■ Exercise: Provide an exact repetition of every entry, with no word altered.

■ Supplied entries:
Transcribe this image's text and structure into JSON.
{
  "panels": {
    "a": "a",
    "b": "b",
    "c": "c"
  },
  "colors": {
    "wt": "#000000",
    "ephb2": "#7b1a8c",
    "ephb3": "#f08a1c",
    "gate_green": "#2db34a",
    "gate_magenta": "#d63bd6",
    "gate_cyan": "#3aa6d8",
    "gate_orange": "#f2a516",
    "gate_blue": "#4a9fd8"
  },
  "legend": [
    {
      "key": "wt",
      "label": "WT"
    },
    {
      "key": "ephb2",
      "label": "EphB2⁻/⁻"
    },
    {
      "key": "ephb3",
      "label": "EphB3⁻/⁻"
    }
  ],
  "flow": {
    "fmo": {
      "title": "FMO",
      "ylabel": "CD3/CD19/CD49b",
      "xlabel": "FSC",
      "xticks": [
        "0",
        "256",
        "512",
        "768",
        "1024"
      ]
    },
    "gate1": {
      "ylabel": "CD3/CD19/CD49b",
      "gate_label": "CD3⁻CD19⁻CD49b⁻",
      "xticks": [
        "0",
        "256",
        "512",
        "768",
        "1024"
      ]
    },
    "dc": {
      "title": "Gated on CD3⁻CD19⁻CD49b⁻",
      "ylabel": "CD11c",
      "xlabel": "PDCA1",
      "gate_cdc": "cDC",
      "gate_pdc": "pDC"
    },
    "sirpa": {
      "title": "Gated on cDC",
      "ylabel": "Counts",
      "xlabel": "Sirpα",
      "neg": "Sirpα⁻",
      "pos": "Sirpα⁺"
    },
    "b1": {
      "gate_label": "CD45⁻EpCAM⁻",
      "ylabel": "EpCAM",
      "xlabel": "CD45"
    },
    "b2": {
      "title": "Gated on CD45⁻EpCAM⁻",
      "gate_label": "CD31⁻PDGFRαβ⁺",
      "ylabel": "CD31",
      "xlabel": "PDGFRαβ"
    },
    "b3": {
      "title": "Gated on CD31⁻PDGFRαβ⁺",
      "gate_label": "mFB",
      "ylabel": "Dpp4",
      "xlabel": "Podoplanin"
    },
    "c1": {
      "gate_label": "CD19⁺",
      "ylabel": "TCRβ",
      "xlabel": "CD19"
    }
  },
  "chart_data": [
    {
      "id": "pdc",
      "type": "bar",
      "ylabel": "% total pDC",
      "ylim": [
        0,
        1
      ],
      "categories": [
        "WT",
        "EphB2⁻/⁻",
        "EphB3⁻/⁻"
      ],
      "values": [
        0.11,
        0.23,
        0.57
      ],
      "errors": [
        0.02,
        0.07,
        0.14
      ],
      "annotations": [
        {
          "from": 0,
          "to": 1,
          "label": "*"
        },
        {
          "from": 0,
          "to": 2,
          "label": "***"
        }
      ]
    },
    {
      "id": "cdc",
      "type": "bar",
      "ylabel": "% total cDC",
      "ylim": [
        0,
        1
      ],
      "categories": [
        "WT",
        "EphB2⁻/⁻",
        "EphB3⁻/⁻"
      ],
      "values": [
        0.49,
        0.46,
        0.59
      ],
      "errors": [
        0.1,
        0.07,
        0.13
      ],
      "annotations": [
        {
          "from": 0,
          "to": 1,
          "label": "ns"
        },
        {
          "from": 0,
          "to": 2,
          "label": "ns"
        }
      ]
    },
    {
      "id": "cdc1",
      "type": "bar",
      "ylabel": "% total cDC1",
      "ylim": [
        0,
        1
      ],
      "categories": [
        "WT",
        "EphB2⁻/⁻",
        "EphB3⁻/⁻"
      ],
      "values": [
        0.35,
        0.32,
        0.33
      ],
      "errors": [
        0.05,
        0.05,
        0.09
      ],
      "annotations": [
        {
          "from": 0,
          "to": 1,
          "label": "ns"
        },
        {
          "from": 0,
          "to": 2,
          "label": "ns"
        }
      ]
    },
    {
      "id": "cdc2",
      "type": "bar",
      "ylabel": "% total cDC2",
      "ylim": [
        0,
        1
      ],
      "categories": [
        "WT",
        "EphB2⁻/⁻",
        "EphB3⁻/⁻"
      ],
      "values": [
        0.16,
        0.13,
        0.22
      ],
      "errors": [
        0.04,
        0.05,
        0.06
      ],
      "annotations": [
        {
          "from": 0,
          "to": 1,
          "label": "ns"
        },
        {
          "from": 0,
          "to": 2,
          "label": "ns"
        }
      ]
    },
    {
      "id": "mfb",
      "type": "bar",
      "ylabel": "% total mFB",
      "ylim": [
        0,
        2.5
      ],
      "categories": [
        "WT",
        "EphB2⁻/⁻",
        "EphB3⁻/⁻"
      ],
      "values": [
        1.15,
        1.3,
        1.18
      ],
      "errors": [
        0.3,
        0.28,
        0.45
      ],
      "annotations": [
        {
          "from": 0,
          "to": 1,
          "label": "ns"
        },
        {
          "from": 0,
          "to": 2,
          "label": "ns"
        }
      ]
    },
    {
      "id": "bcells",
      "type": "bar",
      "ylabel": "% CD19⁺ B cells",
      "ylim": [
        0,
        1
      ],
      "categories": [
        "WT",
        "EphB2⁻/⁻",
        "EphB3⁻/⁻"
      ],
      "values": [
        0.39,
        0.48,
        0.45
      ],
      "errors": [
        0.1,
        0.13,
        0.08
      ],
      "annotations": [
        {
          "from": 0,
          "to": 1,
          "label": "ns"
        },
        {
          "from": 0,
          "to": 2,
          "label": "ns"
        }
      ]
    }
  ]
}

■ Solved exercise:
Transcribe this image's text and structure into JSON.
{
  "panels": {
    "a": "a",
    "b": "b",
    "c": "c"
  },
  "colors": {
    "wt": "#000000",
    "ephb2": "#7b1a8c",
    "ephb3": "#f08a1c",
    "gate_green": "#2db34a",
    "gate_magenta": "#d63bd6",
    "gate_cyan": "#3aa6d8",
    "gate_orange": "#f2a516",
    "gate_blue": "#4a9fd8"
  },
  "legend": [
    {
      "key": "wt",
      "label": "WT"
    },
    {
      "key": "ephb2",
      "label": "EphB2⁻/⁻"
    },
    {
      "key": "ephb3",
      "label": "EphB3⁻/⁻"
    }
  ],
  "flow": {
    "fmo": {
      "title": "FMO",
      "ylabel": "CD3/CD19/CD49b",
      "xlabel": "FSC",
      "xticks": [
        "0",
        "256",
        "512",
        "768",
        "1024"
      ]
    },
    "gate1": {
      "ylabel": "CD3/CD19/CD49b",
      "gate_label": "CD3⁻CD19⁻CD49b⁻",
      "xticks": [
        "0",
        "256",
        "512",
        "768",
        "1024"
      ]
    },
    "dc": {
      "title": "Gated on CD3⁻CD19⁻CD49b⁻",
      "ylabel": "CD11c",
      "xlabel": "PDCA1",
      "gate_cdc": "cDC",
      "gate_pdc": "pDC"
    },
    "sirpa": {
      "title": "Gated on cDC",
      "ylabel": "Counts",
      "xlabel": "Sirpα",
      "neg": "Sirpα⁻",
      "pos": "Sirpα⁺"
    },
    "b1": {
      "gate_label": "CD45⁻EpCAM⁻",
      "ylabel": "EpCAM",
      "xlabel": "CD45"
    },
    "b2": {
      "title": "Gated on CD45⁻EpCAM⁻",
      "gate_label": "CD31⁻PDGFRαβ⁺",
      "ylabel": "CD31",
      "xlabel": "PDGFRαβ"
    },
    "b3": {
      "title": "Gated on CD31⁻PDGFRαβ⁺",
      "gate_label": "mFB",
      "ylabel": "Dpp4",
      "xlabel": "Podoplanin"
    },
    "c1": {
      "gate_label": "CD19⁺",
      "ylabel": "TCRβ",
      "xlabel": "CD19"
    }
  },
  "chart_data": [
    {
      "id": "pdc",
      "type": "bar",
      "ylabel": "% total pDC",
      "ylim": [
        0,
        1
      ],
      "categories": [
        "WT",
        "EphB2⁻/⁻",
        "EphB3⁻/⁻"
      ],
      "values": [
        0.11,
        0.23,
        0.57
      ],
      "errors": [
        0.02,
        0.07,
        0.14
      ],
      "annotations": [
        {
          "from": 0,
          "to": 1,
          "label": "*"
        },
        {
          "from": 0,
          "to": 2,
          "label": "***"
        }
      ]
    },
    {
      "id": "cdc",
      "type": "bar",
      "ylabel": "% total cDC",
      "ylim": [
        0,
        1
      ],
      "categories": [
        "WT",
        "EphB2⁻/⁻",
        "EphB3⁻/⁻"
      ],
      "values": [
        0.49,
        0.46,
        0.59
      ],
      "errors": [
        0.1,
        0.07,
        0.13
      ],
      "annotations": [
        {
          "from": 0,
          "to": 1,
          "label": "ns"
        },
        {
          "from": 0,
          "to": 2,
          "label": "ns"
        }
      ]
    },
    {
      "id": "cdc1",
      "type": "bar",
      "ylabel": "% total cDC1",
      "ylim": [
        0,
        1
      ],
      "categories": [
        "WT",
        "EphB2⁻/⁻",
        "EphB3⁻/⁻"
      ],
      "values": [
        0.35,
        0.32,
        0.33
      ],
      "errors": [
        0.05,
        0.05,
        0.09
      ],
      "annotations": [
        {
          "from": 0,
          "to": 1,
          "label": "ns"
        },
        {
          "from": 0,
          "to": 2,
          "label": "ns"
        }
      ]
    },
    {
      "id": "cdc2",
      "type": "bar",
      "ylabel": "% total cDC2",
      "ylim": [
        0,
        1
      ],
      "categories": [
        "WT",
        "EphB2⁻/⁻",
        "EphB3⁻/⁻"
      ],
      "values": [
        0.16,
        0.13,
        0.22
      ],
      "errors": [
        0.04,
        0.05,
        0.06
      ],
      "annotations": [
        {
          "from": 0,
          "to": 1,
          "label": "ns"
        },
        {
          "from": 0,
          "to": 2,
          "label": "ns"
        }
      ]
    },
    {
      "id": "mfb",
      "type": "bar",
      "ylabel": "% total mFB",
      "ylim": [
        0,
        2.5
      ],
      "categories": [
        "WT",
        "EphB2⁻/⁻",
        "EphB3⁻/⁻"
      ],
      "values": [
        1.15,
        1.3,
        1.18
      ],
      "errors": [
        0.3,
        0.28,
        0.45
      ],
      "annotations": [
        {
          "from": 0,
          "to": 1,
          "label": "ns"
        },
        {
          "from": 0,
          "to": 2,
          "label": "ns"
        }
      ]
    },
    {
      "id": "bcells",
      "type": "bar",
      "ylabel": "% CD19⁺ B cells",
      "ylim": [
        0,
        1
      ],
      "categories": [
        "WT",
        "EphB2⁻/⁻",
        "EphB3⁻/⁻"
      ],
      "values": [
        0.39,
        0.48,
        0.45
      ],
      "errors": [
        0.1,
        0.13,
        0.08
      ],
      "annotations": [
        {
          "from": 0,
          "to": 1,
          "label": "ns"
        },
        {
          "from": 0,
          "to": 2,
          "label": "ns"
        }
      ]
    }
  ]
}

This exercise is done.